* _What this task involves_: Return all of the entries word for word, but omit the pictures they contain.

* _Data supplied_:
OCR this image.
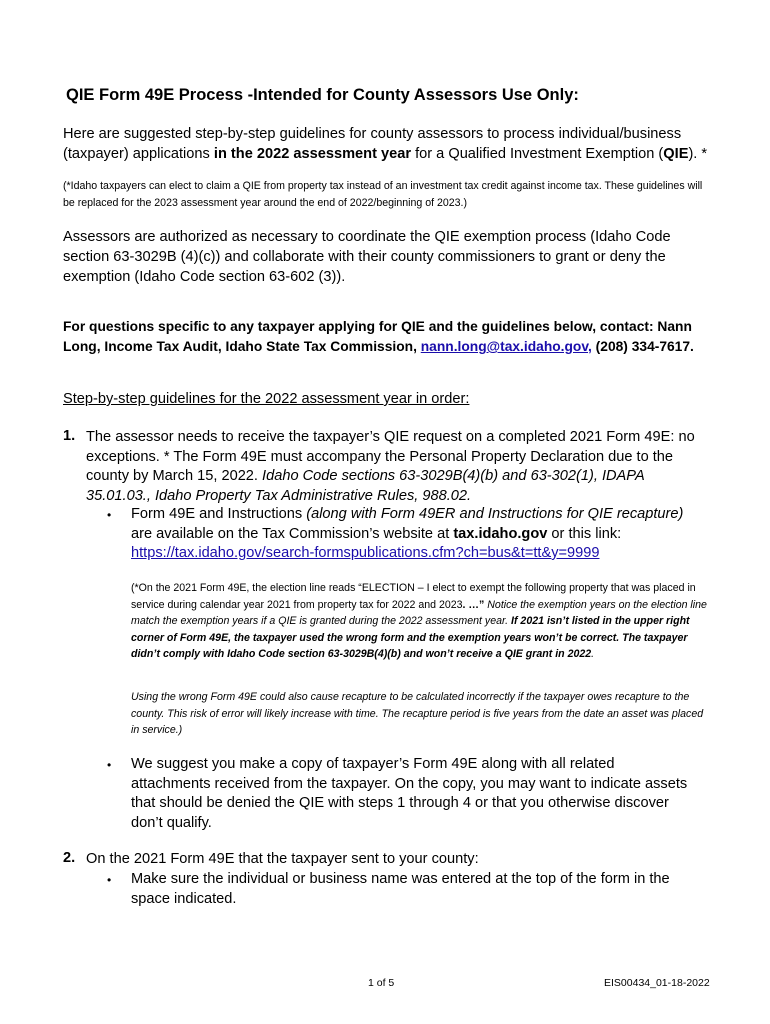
QIE Form 49E Process -Intended for County Assessors Use Only:
Here are suggested step-by-step guidelines for county assessors to process individual/business (taxpayer) applications in the 2022 assessment year for a Qualified Investment Exemption (QIE). *
(*Idaho taxpayers can elect to claim a QIE from property tax instead of an investment tax credit against income tax. These guidelines will be replaced for the 2023 assessment year around the end of 2022/beginning of 2023.)
Assessors are authorized as necessary to coordinate the QIE exemption process (Idaho Code section 63-3029B (4)(c)) and collaborate with their county commissioners to grant or deny the exemption (Idaho Code section 63-602 (3)).
For questions specific to any taxpayer applying for QIE and the guidelines below, contact: Nann Long, Income Tax Audit, Idaho State Tax Commission, nann.long@tax.idaho.gov, (208) 334-7617.
Step-by-step guidelines for the 2022 assessment year in order:
1. The assessor needs to receive the taxpayer’s QIE request on a completed 2021 Form 49E: no exceptions. * The Form 49E must accompany the Personal Property Declaration due to the county by March 15, 2022. Idaho Code sections 63-3029B(4)(b) and 63-302(1), IDAPA 35.01.03., Idaho Property Tax Administrative Rules, 988.02.
• Form 49E and Instructions (along with Form 49ER and Instructions for QIE recapture) are available on the Tax Commission’s website at tax.idaho.gov or this link:
https://tax.idaho.gov/search-formspublications.cfm?ch=bus&t=tt&y=9999
(*On the 2021 Form 49E, the election line reads “ELECTION – I elect to exempt the following property that was placed in service during calendar year 2021 from property tax for 2022 and 2023. …” Notice the exemption years on the election line match the exemption years if a QIE is granted during the 2022 assessment year. If 2021 isn’t listed in the upper right corner of Form 49E, the taxpayer used the wrong form and the exemption years won’t be correct. The taxpayer didn’t comply with Idaho Code section 63-3029B(4)(b) and won’t receive a QIE grant in 2022.
Using the wrong Form 49E could also cause recapture to be calculated incorrectly if the taxpayer owes recapture to the county. This risk of error will likely increase with time. The recapture period is five years from the date an asset was placed in service.)
• We suggest you make a copy of taxpayer’s Form 49E along with all related attachments received from the taxpayer. On the copy, you may want to indicate assets that should be denied the QIE with steps 1 through 4 or that you otherwise discover don’t qualify.
2. On the 2021 Form 49E that the taxpayer sent to your county:
• Make sure the individual or business name was entered at the top of the form in the space indicated.
1 of 5	EIS00434_01-18-2022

* _Exercise answer_:
OCR this image.
QIE Form 49E Process -Intended for County Assessors Use Only:
Here are suggested step-by-step guidelines for county assessors to process individual/business (taxpayer) applications in the 2022 assessment year for a Qualified Investment Exemption (QIE). *
(*Idaho taxpayers can elect to claim a QIE from property tax instead of an investment tax credit against income tax. These guidelines will be replaced for the 2023 assessment year around the end of 2022/beginning of 2023.)
Assessors are authorized as necessary to coordinate the QIE exemption process (Idaho Code section 63-3029B (4)(c)) and collaborate with their county commissioners to grant or deny the exemption (Idaho Code section 63-602 (3)).
For questions specific to any taxpayer applying for QIE and the guidelines below, contact: Nann Long, Income Tax Audit, Idaho State Tax Commission, nann.long@tax.idaho.gov, (208) 334-7617.
Step-by-step guidelines for the 2022 assessment year in order:
1. The assessor needs to receive the taxpayer’s QIE request on a completed 2021 Form 49E: no exceptions. * The Form 49E must accompany the Personal Property Declaration due to the county by March 15, 2022. Idaho Code sections 63-3029B(4)(b) and 63-302(1), IDAPA 35.01.03., Idaho Property Tax Administrative Rules, 988.02.
• Form 49E and Instructions (along with Form 49ER and Instructions for QIE recapture) are available on the Tax Commission’s website at tax.idaho.gov or this link:
https://tax.idaho.gov/search-formspublications.cfm?ch=bus&t=tt&y=9999
(*On the 2021 Form 49E, the election line reads “ELECTION – I elect to exempt the following property that was placed in service during calendar year 2021 from property tax for 2022 and 2023. …” Notice the exemption years on the election line match the exemption years if a QIE is granted during the 2022 assessment year. If 2021 isn’t listed in the upper right corner of Form 49E, the taxpayer used the wrong form and the exemption years won’t be correct. The taxpayer didn’t comply with Idaho Code section 63-3029B(4)(b) and won’t receive a QIE grant in 2022.
Using the wrong Form 49E could also cause recapture to be calculated incorrectly if the taxpayer owes recapture to the county. This risk of error will likely increase with time. The recapture period is five years from the date an asset was placed in service.)
• We suggest you make a copy of taxpayer’s Form 49E along with all related attachments received from the taxpayer. On the copy, you may want to indicate assets that should be denied the QIE with steps 1 through 4 or that you otherwise discover don’t qualify.
2. On the 2021 Form 49E that the taxpayer sent to your county:
• Make sure the individual or business name was entered at the top of the form in the space indicated.
1 of 5	EIS00434_01-18-2022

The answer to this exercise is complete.